(Figure collection entries)
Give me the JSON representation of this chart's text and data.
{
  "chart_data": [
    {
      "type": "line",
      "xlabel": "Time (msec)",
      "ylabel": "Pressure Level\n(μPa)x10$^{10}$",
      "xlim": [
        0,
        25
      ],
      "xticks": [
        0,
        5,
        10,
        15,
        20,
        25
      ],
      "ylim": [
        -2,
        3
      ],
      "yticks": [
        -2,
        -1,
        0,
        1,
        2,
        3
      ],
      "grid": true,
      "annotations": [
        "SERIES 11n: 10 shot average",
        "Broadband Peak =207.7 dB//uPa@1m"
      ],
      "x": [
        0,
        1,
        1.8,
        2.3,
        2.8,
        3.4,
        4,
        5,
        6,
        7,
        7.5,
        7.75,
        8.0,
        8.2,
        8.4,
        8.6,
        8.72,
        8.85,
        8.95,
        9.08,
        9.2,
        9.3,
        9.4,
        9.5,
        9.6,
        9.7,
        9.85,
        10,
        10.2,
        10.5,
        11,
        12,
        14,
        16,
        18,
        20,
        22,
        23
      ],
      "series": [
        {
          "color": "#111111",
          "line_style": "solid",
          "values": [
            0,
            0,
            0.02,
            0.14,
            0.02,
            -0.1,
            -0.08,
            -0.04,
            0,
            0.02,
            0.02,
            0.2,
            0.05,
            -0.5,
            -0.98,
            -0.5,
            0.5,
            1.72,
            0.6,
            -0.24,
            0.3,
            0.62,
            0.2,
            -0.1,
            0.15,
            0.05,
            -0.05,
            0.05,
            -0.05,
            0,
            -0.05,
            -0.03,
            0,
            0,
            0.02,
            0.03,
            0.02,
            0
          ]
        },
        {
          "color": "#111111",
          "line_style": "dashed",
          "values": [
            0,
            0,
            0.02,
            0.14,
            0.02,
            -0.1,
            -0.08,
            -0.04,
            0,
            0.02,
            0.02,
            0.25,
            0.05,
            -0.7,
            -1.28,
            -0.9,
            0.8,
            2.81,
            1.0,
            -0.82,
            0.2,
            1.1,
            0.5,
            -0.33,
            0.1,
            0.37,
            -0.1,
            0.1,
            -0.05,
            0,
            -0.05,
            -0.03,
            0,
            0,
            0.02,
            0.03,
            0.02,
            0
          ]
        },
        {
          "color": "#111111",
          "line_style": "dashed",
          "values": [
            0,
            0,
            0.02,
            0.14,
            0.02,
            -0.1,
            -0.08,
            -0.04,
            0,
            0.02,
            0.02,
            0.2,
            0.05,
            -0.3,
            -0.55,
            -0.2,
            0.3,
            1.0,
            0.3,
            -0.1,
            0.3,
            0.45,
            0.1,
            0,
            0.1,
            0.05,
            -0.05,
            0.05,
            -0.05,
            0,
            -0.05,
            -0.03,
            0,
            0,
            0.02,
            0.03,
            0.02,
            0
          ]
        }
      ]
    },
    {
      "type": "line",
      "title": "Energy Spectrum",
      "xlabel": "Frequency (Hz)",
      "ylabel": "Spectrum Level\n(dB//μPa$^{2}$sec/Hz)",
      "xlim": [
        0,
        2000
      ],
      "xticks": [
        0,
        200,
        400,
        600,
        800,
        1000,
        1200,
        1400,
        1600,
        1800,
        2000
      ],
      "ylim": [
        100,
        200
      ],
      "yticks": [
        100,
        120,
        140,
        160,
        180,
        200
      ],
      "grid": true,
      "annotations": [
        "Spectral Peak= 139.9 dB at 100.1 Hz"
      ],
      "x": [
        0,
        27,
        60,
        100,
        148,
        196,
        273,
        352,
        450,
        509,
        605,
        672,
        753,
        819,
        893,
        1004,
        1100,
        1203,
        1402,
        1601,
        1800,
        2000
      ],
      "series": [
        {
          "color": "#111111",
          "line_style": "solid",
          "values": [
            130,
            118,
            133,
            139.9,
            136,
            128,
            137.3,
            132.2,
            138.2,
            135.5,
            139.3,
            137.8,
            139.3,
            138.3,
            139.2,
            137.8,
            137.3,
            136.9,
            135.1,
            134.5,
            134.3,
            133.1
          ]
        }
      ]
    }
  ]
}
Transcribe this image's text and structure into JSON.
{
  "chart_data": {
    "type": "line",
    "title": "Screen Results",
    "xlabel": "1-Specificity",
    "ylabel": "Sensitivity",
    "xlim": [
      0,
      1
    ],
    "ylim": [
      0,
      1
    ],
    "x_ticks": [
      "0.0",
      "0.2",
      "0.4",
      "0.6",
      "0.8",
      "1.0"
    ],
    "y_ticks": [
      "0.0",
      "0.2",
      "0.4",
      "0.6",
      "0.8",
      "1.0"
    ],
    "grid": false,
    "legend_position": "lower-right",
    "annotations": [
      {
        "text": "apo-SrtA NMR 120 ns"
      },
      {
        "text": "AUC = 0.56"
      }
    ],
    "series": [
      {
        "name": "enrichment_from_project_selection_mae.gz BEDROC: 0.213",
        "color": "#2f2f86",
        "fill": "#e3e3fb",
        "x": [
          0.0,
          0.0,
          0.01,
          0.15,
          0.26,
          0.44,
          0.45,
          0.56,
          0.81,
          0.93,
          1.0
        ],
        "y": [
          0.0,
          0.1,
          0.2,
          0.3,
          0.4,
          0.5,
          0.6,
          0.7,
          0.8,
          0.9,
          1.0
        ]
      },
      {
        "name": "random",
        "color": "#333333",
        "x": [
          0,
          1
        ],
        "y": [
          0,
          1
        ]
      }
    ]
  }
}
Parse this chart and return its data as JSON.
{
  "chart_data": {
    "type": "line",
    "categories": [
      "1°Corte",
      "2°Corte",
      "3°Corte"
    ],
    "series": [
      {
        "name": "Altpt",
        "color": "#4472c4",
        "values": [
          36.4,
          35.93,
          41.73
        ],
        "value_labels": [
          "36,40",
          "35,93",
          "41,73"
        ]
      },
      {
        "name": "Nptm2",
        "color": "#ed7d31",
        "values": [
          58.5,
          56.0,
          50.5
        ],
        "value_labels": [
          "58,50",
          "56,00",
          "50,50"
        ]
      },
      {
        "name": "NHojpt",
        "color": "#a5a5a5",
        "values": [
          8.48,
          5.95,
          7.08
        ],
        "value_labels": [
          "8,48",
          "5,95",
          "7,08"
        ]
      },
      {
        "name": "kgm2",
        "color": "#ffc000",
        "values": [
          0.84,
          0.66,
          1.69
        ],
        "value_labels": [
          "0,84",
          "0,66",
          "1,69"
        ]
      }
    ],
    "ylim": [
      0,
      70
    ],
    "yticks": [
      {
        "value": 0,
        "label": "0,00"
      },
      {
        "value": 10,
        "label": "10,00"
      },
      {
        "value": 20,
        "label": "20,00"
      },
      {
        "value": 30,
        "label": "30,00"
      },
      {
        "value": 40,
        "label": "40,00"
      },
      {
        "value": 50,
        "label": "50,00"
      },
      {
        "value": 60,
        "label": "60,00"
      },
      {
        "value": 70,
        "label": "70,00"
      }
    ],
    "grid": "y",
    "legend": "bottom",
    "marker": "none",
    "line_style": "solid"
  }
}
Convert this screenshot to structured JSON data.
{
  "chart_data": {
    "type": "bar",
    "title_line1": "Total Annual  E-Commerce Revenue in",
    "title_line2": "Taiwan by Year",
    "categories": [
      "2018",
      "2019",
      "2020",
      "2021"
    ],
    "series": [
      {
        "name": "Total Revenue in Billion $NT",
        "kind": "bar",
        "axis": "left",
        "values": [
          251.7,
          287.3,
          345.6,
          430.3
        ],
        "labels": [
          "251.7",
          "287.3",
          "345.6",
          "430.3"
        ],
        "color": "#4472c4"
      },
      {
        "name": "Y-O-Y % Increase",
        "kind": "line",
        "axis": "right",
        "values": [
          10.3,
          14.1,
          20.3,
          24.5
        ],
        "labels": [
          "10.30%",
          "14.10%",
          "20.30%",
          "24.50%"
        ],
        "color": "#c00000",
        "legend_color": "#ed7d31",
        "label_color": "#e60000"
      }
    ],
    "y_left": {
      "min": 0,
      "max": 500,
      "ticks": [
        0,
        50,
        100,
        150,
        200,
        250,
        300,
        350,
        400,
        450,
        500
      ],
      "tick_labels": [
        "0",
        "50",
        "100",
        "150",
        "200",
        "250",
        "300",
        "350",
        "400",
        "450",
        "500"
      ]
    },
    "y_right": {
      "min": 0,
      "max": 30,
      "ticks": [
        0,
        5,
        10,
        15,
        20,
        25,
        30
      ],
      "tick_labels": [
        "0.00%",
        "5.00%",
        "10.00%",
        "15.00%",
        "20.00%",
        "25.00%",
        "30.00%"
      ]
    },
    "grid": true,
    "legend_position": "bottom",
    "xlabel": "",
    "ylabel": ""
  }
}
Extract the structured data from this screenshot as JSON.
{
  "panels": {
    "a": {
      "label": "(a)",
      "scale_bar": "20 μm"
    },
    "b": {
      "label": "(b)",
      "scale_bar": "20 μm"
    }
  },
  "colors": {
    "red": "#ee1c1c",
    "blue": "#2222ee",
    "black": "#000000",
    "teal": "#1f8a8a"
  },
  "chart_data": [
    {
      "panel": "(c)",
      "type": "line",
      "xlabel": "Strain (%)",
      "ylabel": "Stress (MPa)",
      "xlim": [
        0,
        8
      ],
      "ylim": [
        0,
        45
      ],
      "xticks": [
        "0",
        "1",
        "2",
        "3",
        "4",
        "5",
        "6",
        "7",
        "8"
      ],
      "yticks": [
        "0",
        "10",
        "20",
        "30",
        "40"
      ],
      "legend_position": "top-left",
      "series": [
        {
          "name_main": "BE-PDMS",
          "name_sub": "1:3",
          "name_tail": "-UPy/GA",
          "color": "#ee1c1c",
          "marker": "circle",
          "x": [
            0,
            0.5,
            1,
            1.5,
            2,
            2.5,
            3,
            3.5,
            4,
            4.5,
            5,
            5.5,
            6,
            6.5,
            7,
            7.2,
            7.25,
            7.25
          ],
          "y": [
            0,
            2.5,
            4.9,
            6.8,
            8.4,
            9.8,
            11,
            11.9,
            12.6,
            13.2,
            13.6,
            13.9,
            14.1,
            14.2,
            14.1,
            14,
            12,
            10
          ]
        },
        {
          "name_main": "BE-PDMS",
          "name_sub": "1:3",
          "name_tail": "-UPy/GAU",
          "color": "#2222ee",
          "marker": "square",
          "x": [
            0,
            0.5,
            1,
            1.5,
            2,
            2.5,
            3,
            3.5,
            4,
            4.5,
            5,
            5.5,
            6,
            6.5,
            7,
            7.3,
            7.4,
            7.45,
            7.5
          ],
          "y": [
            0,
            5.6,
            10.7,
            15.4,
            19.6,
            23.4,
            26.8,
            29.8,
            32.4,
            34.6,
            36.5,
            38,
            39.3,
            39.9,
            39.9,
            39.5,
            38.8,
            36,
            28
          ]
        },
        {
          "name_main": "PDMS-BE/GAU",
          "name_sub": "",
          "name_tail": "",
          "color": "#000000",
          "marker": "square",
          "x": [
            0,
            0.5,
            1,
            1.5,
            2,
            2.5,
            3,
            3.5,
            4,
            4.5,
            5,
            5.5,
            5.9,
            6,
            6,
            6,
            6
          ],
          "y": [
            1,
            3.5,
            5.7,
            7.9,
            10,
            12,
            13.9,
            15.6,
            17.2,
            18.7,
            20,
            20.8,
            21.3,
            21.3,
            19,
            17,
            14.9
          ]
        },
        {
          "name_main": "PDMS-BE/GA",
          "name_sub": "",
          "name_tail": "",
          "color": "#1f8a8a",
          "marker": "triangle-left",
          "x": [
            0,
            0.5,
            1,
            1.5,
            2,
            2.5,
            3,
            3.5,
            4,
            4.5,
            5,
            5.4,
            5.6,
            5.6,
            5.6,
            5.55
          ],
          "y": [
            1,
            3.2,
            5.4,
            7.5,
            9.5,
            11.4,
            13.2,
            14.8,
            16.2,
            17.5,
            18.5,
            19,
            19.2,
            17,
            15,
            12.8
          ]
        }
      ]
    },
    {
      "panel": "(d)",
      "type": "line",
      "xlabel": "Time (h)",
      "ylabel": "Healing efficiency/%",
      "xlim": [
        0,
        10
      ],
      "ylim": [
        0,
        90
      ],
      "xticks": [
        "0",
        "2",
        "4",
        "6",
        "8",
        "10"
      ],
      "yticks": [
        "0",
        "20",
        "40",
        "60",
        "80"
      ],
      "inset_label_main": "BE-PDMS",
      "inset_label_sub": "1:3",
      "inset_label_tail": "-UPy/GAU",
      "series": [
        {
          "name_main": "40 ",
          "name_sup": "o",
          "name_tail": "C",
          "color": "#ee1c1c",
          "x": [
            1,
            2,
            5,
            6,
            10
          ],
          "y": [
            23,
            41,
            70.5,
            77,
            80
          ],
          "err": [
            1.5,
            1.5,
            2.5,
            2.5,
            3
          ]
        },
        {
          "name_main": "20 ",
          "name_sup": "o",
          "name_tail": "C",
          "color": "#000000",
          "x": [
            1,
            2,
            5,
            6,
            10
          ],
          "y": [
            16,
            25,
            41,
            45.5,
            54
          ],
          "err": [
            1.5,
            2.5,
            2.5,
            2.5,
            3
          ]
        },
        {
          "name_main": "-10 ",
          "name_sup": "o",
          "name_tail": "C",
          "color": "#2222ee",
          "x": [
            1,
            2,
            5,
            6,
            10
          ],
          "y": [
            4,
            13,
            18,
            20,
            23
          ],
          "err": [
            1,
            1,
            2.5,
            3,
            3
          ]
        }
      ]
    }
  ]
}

▶ _Exercise requirements_
Working from the entries above, return all lines that contain "grid".

▶ _Finished task_
      "grid": true,
      "grid": true,
    "grid": false,
    "grid": "y",
    "grid": true,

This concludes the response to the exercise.